▶ **Task statement**
Count how many lines contain the word "строения". Please give only the number.
━━━ Entries shown ━━━
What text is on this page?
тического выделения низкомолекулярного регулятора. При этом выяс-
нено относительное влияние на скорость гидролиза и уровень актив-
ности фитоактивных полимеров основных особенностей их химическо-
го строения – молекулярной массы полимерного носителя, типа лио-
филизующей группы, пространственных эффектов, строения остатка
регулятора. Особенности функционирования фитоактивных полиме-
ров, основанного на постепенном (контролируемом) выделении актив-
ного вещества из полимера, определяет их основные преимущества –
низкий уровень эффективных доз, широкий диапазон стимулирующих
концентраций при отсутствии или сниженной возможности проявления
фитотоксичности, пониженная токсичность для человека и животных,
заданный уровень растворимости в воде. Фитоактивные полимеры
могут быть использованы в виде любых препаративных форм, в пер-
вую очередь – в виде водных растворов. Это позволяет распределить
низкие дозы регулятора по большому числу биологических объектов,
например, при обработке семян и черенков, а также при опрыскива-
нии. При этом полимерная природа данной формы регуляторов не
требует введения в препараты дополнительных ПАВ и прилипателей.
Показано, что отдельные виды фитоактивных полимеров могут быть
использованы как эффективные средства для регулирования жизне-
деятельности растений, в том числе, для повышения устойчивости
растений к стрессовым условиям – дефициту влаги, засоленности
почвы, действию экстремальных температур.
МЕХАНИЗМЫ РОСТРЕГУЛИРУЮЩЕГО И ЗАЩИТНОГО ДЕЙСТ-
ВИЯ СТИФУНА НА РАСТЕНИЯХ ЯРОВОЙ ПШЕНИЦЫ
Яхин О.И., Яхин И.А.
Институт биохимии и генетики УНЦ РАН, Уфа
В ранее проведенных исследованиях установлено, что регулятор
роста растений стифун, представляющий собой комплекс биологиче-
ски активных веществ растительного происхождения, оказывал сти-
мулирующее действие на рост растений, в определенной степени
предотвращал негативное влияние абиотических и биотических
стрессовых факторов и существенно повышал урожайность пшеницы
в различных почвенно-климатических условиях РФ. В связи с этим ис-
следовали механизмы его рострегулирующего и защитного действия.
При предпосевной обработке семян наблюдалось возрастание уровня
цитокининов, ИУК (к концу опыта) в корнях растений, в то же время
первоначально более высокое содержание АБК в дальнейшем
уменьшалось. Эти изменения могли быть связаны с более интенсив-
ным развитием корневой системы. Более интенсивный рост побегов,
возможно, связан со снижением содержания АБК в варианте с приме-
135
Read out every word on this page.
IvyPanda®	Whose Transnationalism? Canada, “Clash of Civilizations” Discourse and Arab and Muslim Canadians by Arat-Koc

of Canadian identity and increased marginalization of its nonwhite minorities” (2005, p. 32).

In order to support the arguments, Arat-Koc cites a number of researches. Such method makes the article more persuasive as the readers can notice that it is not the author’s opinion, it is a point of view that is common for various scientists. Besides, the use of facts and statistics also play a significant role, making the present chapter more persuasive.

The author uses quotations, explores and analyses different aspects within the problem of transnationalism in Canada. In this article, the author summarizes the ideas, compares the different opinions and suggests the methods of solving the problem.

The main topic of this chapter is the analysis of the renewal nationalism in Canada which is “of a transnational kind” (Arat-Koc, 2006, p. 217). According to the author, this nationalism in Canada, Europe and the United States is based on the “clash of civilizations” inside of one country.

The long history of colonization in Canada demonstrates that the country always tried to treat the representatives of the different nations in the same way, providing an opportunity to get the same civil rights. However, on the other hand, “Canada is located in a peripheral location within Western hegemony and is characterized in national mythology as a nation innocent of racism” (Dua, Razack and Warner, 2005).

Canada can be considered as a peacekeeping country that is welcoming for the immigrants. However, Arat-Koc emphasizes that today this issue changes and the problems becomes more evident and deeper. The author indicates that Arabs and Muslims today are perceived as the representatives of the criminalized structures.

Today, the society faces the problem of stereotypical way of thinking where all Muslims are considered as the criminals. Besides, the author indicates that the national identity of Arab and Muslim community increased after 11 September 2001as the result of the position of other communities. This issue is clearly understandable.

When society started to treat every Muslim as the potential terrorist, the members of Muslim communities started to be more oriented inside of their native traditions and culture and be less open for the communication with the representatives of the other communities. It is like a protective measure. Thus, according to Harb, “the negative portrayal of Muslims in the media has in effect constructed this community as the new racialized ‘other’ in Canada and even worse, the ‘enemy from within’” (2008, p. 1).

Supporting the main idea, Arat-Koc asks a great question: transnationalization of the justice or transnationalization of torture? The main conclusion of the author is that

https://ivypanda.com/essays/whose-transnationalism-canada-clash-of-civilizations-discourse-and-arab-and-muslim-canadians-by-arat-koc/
━━━
▶ **Task solution**
2